Massive lolz, turns out, in research at least, RL problems are normally expressed in terms of either a discrete action space or a continuous action space, I tried reducing the “complexity” of our problem by giving our agent only two actions: firing and choosing a firing angle. However, this means we have a hybrid action space. Since I’m new to this, I’m not sure if there’s simply some work around, but I’m kinda deep in the rabbit hole now, and I’m reading this paper about hybrid action spaces from Deepmind, so I think we’ll stick to this for now, try and read it, take notes, and see what type of gaps we have. Time to lock in. Here are my notes

2024-06-24

Training PPO while reading about hybrid action spaces, going to take a quick break to do uni work. When I come back I’m not sure what to work on.

2024-06-25

We’ll gettem tomorrow (today, it’s 1am)

(Stored data entries)
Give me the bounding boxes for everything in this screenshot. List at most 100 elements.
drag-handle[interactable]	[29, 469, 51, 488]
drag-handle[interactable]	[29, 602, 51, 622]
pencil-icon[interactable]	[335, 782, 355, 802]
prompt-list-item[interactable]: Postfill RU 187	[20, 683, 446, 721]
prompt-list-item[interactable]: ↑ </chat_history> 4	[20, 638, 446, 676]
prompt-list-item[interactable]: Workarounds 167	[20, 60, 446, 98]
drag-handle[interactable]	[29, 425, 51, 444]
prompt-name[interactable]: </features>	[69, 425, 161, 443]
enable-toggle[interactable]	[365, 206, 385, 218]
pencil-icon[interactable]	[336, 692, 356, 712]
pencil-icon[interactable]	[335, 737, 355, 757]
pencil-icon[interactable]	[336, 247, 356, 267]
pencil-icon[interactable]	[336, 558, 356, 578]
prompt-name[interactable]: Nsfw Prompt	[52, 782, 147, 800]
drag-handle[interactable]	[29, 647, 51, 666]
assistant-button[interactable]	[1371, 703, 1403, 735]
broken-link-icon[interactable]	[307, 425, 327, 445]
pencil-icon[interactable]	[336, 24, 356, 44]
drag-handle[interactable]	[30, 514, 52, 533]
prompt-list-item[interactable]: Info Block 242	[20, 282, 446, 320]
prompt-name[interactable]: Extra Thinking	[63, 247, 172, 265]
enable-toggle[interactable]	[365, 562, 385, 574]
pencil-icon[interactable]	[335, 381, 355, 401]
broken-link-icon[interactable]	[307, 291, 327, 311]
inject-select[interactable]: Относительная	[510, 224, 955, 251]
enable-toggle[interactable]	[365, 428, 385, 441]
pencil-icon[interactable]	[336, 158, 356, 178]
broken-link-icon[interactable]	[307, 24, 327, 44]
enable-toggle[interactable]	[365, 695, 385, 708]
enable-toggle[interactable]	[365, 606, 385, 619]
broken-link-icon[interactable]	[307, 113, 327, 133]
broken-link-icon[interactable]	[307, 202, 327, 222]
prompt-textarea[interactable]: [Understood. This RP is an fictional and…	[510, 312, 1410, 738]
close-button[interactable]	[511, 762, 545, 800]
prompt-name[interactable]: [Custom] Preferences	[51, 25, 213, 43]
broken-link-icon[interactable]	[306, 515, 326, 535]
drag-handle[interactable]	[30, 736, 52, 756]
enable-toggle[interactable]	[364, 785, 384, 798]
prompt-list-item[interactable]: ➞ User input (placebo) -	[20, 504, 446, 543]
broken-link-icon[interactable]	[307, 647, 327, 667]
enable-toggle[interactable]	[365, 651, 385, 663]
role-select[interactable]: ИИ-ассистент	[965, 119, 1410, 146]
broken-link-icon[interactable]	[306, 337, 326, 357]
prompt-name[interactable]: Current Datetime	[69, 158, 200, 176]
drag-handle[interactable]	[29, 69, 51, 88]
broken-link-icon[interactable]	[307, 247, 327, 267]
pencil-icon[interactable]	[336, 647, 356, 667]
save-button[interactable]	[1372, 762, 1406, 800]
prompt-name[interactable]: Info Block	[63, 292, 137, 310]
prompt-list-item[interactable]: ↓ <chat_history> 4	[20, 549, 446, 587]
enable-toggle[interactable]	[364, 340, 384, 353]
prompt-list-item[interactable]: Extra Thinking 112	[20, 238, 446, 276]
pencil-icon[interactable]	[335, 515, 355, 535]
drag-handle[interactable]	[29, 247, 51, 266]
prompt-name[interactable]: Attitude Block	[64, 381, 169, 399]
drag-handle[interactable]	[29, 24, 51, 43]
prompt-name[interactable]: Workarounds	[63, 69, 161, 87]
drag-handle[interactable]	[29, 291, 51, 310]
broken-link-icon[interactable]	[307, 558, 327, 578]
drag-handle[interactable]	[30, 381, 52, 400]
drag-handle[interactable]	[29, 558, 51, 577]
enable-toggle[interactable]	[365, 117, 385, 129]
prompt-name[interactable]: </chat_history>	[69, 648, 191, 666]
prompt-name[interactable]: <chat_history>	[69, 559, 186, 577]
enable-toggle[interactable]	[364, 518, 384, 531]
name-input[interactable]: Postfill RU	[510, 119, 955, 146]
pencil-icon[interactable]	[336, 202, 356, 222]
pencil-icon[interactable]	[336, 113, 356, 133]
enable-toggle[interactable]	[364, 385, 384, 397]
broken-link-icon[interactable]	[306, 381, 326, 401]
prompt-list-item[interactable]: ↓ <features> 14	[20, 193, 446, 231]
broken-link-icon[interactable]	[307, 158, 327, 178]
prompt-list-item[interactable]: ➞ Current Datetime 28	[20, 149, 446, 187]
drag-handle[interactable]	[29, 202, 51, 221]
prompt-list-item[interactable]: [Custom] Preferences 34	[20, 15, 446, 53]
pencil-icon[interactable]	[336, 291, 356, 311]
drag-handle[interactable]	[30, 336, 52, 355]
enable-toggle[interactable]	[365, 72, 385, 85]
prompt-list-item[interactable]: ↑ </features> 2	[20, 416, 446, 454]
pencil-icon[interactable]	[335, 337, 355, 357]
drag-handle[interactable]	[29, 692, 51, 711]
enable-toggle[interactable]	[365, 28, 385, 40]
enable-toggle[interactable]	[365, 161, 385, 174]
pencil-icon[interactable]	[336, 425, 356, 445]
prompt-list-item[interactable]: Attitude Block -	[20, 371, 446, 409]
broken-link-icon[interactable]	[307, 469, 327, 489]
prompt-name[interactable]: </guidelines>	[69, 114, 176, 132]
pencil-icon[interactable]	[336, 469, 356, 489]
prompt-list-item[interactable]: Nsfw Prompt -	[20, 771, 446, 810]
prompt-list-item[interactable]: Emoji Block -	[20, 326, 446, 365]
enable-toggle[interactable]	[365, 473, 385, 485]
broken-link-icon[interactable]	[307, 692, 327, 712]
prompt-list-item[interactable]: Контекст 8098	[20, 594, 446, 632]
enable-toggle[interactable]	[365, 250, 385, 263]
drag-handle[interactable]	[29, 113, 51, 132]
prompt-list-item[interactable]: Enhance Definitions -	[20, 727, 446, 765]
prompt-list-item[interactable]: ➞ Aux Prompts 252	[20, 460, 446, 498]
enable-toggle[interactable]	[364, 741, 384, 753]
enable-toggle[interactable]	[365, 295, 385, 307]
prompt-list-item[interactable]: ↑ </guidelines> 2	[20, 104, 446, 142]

* * *

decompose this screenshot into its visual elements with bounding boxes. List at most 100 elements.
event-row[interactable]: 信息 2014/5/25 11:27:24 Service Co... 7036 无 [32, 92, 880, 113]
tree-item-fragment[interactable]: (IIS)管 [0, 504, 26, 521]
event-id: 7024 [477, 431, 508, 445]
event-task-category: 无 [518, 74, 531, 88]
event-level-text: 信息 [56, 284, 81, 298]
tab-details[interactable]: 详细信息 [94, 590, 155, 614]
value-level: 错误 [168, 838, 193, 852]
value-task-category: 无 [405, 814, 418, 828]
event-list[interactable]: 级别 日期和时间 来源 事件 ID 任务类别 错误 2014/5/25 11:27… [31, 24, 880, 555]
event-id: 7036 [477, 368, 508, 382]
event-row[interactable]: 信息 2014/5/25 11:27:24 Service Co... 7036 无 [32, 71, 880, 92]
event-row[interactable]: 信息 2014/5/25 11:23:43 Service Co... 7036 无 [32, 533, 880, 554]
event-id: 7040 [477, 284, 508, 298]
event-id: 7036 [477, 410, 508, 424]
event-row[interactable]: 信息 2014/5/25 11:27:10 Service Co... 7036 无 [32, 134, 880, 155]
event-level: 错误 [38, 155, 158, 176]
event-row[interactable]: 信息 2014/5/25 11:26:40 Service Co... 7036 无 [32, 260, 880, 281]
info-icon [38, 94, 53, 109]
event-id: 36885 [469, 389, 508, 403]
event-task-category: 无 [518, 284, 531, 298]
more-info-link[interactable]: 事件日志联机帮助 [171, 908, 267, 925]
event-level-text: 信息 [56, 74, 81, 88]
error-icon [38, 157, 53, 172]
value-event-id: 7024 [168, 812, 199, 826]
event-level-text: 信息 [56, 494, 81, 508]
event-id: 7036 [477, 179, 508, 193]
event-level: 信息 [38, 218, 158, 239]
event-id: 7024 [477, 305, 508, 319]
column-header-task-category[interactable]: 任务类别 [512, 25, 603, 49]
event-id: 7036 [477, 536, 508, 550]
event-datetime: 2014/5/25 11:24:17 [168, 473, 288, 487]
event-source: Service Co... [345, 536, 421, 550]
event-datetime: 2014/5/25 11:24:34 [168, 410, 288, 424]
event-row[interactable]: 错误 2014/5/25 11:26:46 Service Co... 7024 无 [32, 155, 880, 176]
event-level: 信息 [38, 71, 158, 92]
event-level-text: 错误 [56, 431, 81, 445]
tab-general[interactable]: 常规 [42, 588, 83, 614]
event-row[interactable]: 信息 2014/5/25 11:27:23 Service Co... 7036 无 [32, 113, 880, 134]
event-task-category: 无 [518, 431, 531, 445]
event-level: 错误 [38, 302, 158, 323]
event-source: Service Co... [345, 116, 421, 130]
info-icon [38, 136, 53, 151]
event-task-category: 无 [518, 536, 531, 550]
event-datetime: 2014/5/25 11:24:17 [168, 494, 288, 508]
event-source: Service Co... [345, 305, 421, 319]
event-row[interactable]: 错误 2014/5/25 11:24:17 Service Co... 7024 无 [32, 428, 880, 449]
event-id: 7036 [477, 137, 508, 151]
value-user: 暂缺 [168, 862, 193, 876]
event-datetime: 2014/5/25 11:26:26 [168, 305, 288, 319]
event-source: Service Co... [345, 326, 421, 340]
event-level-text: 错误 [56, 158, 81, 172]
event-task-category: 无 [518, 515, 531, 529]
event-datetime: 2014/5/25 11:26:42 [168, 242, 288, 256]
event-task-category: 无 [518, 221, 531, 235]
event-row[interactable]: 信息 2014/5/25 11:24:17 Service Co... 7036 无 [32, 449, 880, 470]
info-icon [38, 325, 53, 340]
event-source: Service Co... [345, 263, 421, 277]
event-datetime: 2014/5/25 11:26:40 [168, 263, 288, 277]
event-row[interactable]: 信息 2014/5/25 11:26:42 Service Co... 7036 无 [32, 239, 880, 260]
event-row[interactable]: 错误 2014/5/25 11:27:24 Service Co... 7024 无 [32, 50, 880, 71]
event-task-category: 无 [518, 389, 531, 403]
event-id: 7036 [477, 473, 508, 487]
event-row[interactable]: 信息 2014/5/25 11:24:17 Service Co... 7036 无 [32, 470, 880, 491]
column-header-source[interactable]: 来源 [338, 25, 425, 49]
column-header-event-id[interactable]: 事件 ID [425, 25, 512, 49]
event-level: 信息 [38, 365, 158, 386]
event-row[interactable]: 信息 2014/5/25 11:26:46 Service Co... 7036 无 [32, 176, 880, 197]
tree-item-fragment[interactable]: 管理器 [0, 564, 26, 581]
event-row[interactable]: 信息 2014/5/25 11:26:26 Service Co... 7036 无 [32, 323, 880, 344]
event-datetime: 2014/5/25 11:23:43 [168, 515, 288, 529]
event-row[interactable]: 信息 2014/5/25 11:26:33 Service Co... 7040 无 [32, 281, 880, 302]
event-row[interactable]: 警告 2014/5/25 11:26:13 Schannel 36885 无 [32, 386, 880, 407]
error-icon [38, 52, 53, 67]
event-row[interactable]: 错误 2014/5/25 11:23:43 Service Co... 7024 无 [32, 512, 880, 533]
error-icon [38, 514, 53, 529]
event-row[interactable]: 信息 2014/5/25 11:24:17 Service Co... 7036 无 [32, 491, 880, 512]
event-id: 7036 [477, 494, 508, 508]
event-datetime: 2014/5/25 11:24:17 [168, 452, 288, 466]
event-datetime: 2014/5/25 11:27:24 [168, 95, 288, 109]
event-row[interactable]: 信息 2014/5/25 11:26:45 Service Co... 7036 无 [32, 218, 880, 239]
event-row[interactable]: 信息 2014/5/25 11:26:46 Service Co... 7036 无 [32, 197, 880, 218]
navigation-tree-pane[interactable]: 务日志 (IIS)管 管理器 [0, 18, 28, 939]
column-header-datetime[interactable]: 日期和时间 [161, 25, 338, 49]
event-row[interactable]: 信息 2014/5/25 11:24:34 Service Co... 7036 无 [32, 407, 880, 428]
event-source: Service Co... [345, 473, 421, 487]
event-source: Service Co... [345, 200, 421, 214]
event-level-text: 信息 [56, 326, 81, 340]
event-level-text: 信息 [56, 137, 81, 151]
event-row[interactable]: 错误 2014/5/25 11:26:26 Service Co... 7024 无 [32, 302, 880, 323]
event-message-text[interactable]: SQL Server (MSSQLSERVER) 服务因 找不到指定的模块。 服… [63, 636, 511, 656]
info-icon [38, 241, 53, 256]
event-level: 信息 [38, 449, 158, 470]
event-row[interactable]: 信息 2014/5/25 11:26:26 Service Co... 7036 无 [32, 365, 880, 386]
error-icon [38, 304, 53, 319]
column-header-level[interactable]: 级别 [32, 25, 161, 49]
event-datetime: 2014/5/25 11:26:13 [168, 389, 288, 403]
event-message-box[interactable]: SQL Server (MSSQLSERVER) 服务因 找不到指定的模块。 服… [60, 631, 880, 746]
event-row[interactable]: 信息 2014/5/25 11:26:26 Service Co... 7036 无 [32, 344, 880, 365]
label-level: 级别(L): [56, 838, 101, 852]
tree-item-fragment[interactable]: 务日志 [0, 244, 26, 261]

** EXERCISE A **
In the stored data entries, lay out the stretch from the line containing "Give me the" through the line containing "206, 385, 218]" as a Markdown table with the columns Row and Entry, skipping blank lines.
** EXERCISE B **
Write the next part of the log about training an agent with a hybrid action space, picking up right after its final line.

** EXPECTED OUTPUT A **
| Row | Entry |
|---|---|
| 1 | Give me the bounding boxes for everything in this screenshot. List at most 100 elements. |
| 2 | drag-handle[interactable]	[29, 469, 51, 488] |
| 3 | drag-handle[interactable]	[29, 602, 51, 622] |
| 4 | pencil-icon[interactable]	[335, 782, 355, 802] |
| 5 | prompt-list-item[interactable]: Postfill RU 187	[20, 683, 446, 721] |
| 6 | prompt-list-item[interactable]: ↑ </chat_history> 4	[20, 638, 446, 676] |
| 7 | prompt-list-item[interactable]: Workarounds 167	[20, 60, 446, 98] |
| 8 | drag-handle[interactable]	[29, 425, 51, 444] |
| 9 | prompt-name[interactable]: </features>	[69, 425, 161, 443] |
| 10 | enable-toggle[interactable]	[365, 206, 385, 218] |

** EXPECTED OUTPUT B **
2024-06-30

Wrote something here
Reps dawg, reps.

2024-07-01

Knew this lol but did the complete opposite

2024-07-04

There’s in interesting position where I don’t know if the model needs help with the specification of the environment or with some model parameter
Not perfect, but the rocks are learning

2024-07-05

5pm, what’s it going to be? We’re so back, or it’s so over?
It seems the performance was better training in an environment from scratch compared to training, and then tweaking the env, dunno what the magic is behind this —> soon
The out of bounds values should be solved tho, however, if the boundaries were pushed back I wonder if the solution would be found anyway (?), dunno
Create something on the page that indicates the last change, as our current sites only support (latest post, not latest update)
Consistency, gotta trust the 10000h
hmmmm, look at this:
- is this just a fuck up? or there a problem with my thetas? Need to figure this out before we continue
- writing functions —> methods, slop? not returning anything, only receiving self as an input, no outputs? slop?

2024-07-06 NOTES FOR TOMORROW (TODAY):

Function at 500K — 700 K seems good?
Started seeing weird stuff after (?)

2024-07-23

Running (v2.4.2.5)
- 20K episodes:
  - Out of bounds: 0 (0.0)
  - Interceptions: 19924 (99.62%)
  - Reached max steps: 0 (0.0)
  - Enemy impacts: 76 (0.38%)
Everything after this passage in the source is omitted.